#### STATED EXERCISE:
Determine the number of lines in the listing below where the string "DISSATISFIED" occurs; answer with the number alone.

#### MATERIAL FOR THIS TASK:

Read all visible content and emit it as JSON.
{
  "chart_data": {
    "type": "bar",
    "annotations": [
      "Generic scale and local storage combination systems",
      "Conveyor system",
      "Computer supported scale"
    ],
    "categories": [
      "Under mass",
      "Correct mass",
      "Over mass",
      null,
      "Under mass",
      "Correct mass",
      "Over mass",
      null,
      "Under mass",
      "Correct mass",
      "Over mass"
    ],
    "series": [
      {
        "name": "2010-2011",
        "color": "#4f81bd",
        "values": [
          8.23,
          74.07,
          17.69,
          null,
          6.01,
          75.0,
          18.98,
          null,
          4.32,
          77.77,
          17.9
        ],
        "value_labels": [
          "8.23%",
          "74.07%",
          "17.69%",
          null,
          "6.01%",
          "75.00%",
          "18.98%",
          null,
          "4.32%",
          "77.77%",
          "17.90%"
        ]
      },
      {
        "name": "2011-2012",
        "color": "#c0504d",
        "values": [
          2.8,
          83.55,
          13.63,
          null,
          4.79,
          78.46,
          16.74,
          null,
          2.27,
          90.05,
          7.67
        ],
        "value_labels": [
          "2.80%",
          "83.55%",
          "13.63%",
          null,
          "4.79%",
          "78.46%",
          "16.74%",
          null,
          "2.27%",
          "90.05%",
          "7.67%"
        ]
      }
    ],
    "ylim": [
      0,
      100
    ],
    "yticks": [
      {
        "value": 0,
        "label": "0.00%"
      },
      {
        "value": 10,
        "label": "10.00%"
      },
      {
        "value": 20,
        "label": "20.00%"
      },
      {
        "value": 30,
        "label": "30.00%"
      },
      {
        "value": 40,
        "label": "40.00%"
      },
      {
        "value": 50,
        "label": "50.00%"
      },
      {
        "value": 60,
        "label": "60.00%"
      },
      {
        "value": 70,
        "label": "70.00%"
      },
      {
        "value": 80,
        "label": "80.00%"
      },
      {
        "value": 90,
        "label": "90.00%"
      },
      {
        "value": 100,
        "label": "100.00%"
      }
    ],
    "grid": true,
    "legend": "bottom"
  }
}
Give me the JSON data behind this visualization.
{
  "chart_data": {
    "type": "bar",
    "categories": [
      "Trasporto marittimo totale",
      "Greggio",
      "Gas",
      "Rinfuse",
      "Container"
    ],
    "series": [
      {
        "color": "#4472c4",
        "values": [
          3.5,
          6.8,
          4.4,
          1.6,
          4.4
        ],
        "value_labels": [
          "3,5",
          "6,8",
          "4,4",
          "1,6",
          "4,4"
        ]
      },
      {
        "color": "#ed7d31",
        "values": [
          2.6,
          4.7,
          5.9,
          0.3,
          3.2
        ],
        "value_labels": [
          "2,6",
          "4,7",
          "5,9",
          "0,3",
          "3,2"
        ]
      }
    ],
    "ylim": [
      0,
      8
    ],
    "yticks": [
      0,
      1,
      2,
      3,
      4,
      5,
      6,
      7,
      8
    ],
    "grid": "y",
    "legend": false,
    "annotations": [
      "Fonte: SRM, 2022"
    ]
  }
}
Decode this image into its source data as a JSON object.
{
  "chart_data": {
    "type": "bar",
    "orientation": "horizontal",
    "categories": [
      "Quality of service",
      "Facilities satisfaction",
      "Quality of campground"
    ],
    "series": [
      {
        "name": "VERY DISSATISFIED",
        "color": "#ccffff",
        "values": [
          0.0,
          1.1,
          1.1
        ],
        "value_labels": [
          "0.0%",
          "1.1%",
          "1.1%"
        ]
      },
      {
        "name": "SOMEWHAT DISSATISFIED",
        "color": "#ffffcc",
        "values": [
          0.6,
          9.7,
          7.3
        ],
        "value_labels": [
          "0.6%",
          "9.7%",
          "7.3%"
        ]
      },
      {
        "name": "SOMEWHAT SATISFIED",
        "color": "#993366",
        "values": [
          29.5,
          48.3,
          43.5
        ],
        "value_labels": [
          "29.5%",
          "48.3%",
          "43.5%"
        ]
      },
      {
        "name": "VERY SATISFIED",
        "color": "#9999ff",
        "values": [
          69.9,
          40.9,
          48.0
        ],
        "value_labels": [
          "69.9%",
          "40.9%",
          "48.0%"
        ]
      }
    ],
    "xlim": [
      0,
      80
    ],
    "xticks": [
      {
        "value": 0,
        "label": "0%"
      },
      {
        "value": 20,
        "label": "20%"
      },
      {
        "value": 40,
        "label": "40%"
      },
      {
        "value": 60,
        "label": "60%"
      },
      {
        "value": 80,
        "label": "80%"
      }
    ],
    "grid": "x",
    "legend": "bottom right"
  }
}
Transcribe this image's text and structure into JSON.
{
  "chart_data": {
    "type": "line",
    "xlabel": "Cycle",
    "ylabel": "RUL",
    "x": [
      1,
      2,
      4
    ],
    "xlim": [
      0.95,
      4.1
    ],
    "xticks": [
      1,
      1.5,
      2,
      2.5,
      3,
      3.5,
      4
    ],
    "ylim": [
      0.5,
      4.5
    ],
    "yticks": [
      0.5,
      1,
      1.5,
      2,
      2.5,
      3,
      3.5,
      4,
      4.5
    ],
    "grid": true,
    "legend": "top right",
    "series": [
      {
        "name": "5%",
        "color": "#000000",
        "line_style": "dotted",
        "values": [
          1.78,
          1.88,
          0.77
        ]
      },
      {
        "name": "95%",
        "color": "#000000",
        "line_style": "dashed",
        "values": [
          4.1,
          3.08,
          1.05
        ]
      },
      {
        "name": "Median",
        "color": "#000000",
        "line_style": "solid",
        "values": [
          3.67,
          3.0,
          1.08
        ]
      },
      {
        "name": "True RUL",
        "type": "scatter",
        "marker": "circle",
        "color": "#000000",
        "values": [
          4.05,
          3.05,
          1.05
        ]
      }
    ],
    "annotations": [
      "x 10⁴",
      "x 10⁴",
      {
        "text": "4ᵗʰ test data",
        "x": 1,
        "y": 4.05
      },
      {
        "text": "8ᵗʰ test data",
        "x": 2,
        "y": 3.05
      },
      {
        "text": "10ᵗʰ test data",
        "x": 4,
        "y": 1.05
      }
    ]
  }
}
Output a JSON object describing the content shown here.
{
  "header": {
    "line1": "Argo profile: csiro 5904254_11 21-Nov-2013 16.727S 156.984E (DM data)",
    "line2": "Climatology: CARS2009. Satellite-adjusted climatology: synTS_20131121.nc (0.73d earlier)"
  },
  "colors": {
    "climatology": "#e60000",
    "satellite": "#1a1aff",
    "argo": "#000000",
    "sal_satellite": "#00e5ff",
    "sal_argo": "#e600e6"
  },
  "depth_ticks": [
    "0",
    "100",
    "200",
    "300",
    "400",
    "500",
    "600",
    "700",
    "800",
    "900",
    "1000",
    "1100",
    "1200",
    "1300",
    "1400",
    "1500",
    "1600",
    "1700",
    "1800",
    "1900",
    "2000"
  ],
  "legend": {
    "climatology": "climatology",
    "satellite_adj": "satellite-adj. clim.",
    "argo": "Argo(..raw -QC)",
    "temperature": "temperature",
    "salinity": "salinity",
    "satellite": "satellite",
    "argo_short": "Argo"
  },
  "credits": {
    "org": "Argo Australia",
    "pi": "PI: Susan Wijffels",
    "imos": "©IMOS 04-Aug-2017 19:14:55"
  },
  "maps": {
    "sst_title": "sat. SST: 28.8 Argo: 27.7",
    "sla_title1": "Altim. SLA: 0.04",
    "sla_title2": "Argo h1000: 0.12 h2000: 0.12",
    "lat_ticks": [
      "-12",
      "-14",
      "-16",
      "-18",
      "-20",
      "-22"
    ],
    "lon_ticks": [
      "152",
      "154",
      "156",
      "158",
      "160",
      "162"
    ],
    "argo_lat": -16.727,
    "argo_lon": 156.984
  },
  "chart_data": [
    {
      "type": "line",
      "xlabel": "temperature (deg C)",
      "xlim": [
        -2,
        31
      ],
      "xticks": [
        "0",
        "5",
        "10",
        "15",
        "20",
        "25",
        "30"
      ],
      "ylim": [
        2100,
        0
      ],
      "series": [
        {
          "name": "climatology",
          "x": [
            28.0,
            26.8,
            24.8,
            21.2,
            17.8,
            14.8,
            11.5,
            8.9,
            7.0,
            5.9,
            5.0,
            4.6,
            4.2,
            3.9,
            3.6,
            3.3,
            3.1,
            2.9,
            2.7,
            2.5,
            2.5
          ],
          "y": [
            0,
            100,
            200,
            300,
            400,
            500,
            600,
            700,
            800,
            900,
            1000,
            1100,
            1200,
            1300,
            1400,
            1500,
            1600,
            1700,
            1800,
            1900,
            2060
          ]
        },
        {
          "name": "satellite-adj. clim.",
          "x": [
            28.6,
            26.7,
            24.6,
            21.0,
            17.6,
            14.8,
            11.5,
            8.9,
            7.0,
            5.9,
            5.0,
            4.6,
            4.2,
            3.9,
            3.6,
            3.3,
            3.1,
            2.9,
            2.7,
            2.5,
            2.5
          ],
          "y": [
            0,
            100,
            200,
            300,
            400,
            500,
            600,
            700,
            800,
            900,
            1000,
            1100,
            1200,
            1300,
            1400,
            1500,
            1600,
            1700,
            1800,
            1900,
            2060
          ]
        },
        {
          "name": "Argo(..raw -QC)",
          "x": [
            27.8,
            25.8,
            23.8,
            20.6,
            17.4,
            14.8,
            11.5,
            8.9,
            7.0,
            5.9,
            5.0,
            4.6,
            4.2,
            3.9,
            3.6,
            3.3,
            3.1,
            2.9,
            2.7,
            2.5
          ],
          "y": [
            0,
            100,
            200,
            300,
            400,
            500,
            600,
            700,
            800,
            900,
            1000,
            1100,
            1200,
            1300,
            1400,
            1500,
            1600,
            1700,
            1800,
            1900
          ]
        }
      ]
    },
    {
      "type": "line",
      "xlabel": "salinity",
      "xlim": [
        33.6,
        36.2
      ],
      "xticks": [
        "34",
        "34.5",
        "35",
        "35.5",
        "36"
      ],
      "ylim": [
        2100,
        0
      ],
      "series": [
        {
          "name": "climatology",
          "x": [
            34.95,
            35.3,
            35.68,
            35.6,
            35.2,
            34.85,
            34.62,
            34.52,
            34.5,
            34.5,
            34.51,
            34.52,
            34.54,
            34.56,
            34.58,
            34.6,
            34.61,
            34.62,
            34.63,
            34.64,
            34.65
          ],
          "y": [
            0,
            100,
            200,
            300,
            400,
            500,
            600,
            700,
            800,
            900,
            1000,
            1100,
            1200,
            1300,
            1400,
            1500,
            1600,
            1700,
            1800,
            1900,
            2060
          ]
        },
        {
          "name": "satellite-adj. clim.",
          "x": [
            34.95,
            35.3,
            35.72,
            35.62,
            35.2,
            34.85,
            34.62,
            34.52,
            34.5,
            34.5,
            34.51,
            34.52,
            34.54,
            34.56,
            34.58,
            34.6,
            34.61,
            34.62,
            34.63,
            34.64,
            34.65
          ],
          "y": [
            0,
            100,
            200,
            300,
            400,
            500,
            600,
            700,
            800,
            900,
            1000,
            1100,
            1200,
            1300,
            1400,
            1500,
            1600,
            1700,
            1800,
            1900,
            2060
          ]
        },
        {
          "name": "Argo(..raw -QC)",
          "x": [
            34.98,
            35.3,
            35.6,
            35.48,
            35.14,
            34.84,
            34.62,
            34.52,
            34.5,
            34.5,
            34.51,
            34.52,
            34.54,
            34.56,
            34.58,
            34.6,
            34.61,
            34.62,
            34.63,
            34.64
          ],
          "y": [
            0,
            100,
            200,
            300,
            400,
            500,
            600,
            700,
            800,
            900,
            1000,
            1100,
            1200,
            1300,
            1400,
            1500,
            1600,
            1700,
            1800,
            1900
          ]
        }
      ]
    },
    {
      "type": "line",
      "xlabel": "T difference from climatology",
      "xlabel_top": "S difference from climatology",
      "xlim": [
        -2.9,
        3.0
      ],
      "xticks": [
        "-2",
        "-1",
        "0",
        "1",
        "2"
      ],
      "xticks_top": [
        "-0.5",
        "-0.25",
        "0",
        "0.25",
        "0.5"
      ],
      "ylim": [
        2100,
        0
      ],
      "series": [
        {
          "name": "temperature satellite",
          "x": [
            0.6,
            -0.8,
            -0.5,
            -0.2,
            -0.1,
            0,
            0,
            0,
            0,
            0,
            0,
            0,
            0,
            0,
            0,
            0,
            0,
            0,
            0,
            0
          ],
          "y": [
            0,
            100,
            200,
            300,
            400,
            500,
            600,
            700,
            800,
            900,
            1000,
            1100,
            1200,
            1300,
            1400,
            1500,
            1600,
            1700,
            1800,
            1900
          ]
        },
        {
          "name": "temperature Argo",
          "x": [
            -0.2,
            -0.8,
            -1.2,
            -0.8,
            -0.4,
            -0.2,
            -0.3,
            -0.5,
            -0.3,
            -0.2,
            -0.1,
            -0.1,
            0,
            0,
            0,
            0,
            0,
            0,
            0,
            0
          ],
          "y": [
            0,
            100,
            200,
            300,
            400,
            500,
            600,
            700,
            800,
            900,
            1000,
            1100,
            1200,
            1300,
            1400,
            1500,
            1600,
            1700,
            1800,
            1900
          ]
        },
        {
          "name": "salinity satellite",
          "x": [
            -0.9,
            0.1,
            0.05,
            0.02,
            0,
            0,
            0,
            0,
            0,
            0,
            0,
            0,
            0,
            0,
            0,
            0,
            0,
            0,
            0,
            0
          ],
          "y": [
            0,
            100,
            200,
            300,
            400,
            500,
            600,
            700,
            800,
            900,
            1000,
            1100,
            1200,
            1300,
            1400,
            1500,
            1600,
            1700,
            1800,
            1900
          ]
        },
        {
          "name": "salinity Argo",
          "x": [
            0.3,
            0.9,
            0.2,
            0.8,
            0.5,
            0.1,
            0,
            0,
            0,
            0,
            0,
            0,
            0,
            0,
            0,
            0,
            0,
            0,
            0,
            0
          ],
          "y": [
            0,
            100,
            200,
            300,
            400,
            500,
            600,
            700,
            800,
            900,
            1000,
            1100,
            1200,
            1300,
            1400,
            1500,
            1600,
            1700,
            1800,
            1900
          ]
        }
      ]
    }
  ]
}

#### OUTPUT:
2